- [WHAT YOU WILL DO] Whichever lines include the word "Rascol", copy them as they appear in the data.

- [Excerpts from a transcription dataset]

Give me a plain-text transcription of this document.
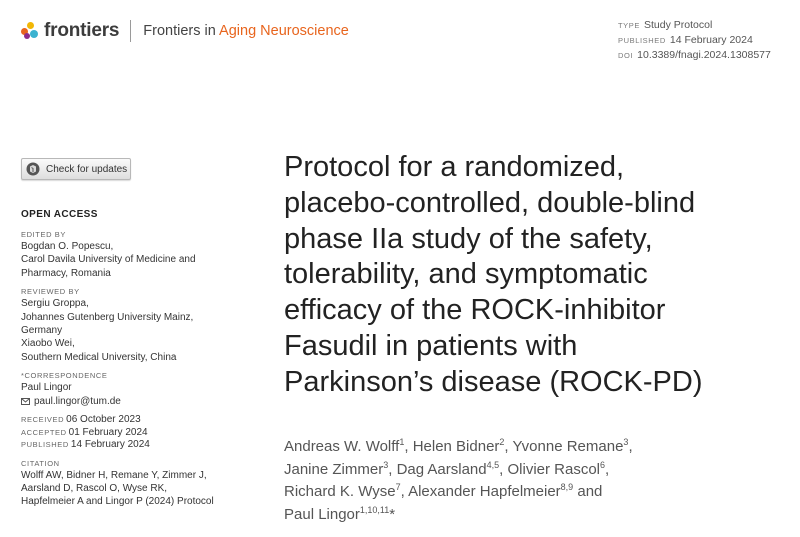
frontiers Frontiers in Aging Neuroscience	TYPE Study Protocol
PUBLISHED 14 February 2024
DOI 10.3389/fnagi.2024.1308577
Check for updates
OPEN ACCESS
EDITED BY
Bogdan O. Popescu,
Carol Davila University of Medicine and
Pharmacy, Romania
REVIEWED BY
Sergiu Groppa,
Johannes Gutenberg University Mainz,
Germany
Xiaobo Wei,
Southern Medical University, China
*CORRESPONDENCE
Paul Lingor
paul.lingor@tum.de
RECEIVED 06 October 2023
ACCEPTED 01 February 2024
PUBLISHED 14 February 2024
CITATION
Wolff AW, Bidner H, Remane Y, Zimmer J,
Aarsland D, Rascol O, Wyse RK,
Hapfelmeier A and Lingor P (2024) Protocol
Protocol for a randomized,
placebo-controlled, double-blind
phase IIa study of the safety,
tolerability, and symptomatic
efficacy of the ROCK-inhibitor
Fasudil in patients with
Parkinson’s disease (ROCK-PD)
Andreas W. Wolff$^1$, Helen Bidner$^2$, Yvonne Remane$^3$,
Janine Zimmer$^3$, Dag Aarsland$^{4,5}$, Olivier Rascol$^6$,
Richard K. Wyse$^7$, Alexander Hapfelmeier$^{8,9}$ and
Paul Lingor$^{1,10,11}$*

- [RESPONSE TO THE TASK]
Aarsland D, Rascol O, Wyse RK,
Janine Zimmer$^3$, Dag Aarsland$^{4,5}$, Olivier Rascol$^6$,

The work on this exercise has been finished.